Structured figure records

· · · · ·

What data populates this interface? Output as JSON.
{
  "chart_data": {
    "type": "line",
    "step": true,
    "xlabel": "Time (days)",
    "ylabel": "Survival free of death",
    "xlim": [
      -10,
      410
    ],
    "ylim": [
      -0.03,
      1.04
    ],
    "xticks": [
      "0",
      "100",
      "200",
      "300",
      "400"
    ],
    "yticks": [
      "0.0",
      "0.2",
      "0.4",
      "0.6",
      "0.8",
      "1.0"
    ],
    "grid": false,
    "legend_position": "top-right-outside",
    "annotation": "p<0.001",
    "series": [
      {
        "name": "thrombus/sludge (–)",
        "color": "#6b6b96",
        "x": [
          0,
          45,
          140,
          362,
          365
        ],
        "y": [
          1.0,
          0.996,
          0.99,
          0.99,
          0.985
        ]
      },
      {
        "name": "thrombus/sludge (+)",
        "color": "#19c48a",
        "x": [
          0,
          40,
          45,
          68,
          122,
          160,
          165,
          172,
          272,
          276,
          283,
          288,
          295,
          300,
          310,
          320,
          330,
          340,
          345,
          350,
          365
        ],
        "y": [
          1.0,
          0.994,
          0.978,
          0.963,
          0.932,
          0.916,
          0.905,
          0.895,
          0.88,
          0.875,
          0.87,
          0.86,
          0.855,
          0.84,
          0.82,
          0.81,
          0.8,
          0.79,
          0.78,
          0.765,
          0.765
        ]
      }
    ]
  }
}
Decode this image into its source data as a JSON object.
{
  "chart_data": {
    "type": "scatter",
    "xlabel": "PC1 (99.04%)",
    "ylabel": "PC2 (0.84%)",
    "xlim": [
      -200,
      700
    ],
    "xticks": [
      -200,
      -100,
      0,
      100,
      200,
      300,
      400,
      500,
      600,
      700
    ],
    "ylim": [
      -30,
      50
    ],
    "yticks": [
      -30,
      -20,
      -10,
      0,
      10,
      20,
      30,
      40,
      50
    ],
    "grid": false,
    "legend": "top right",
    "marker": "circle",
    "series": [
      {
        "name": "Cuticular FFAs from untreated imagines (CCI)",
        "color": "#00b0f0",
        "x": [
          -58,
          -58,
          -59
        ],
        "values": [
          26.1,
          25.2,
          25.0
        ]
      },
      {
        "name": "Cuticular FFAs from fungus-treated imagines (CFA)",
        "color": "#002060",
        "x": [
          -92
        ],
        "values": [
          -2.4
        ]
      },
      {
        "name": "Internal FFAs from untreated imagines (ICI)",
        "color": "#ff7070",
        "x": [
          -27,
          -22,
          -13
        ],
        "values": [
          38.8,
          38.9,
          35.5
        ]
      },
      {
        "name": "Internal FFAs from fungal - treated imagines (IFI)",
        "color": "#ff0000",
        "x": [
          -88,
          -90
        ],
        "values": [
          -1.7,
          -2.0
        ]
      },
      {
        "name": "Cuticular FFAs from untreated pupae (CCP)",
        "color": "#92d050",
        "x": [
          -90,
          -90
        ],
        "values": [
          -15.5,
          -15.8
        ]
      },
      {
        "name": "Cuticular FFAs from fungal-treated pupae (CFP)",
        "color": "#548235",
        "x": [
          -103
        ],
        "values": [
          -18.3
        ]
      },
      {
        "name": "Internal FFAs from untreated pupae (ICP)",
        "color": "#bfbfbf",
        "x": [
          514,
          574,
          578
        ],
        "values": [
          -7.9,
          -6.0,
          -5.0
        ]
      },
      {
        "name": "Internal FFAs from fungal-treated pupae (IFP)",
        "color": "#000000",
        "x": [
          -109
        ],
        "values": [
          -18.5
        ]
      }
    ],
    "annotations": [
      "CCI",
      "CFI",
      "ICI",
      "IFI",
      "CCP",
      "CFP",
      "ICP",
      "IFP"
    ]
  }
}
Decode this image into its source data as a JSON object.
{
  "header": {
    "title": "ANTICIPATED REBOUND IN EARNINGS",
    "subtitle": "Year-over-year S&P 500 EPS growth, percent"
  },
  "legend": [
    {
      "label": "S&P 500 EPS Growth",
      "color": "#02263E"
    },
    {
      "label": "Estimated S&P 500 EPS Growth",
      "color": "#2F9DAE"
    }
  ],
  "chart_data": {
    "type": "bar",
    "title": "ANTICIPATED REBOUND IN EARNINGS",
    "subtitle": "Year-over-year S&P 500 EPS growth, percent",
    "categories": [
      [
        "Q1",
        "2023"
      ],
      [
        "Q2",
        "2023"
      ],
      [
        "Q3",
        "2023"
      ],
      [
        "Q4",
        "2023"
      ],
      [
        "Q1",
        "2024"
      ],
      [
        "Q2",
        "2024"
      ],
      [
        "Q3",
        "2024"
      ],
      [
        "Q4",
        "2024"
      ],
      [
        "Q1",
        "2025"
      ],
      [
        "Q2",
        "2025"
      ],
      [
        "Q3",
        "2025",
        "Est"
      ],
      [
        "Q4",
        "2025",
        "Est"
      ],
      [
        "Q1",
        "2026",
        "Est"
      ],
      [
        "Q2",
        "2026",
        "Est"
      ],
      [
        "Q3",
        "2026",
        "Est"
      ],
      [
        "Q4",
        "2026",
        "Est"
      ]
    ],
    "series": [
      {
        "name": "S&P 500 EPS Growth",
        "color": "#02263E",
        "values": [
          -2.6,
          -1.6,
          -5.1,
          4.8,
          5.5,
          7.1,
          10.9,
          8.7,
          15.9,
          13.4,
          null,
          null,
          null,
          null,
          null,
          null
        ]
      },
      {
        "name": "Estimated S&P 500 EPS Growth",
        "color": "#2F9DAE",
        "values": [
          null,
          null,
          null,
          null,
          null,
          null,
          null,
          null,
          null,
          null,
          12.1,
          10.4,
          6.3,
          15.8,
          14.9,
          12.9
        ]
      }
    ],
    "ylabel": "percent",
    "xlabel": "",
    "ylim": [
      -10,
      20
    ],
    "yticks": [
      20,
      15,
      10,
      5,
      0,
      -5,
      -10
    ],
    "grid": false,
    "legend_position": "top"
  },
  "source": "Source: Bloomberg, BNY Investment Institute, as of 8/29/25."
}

· · · · ·

### [EXERCISE AIM]
Identify all lines where the word "untreated" shows up. Copy them.

### [THE RESPONSE]
        "name": "Cuticular FFAs from untreated imagines (CCI)",
        "name": "Internal FFAs from untreated imagines (ICI)",
        "name": "Cuticular FFAs from untreated pupae (CCP)",
        "name": "Internal FFAs from untreated pupae (ICP)",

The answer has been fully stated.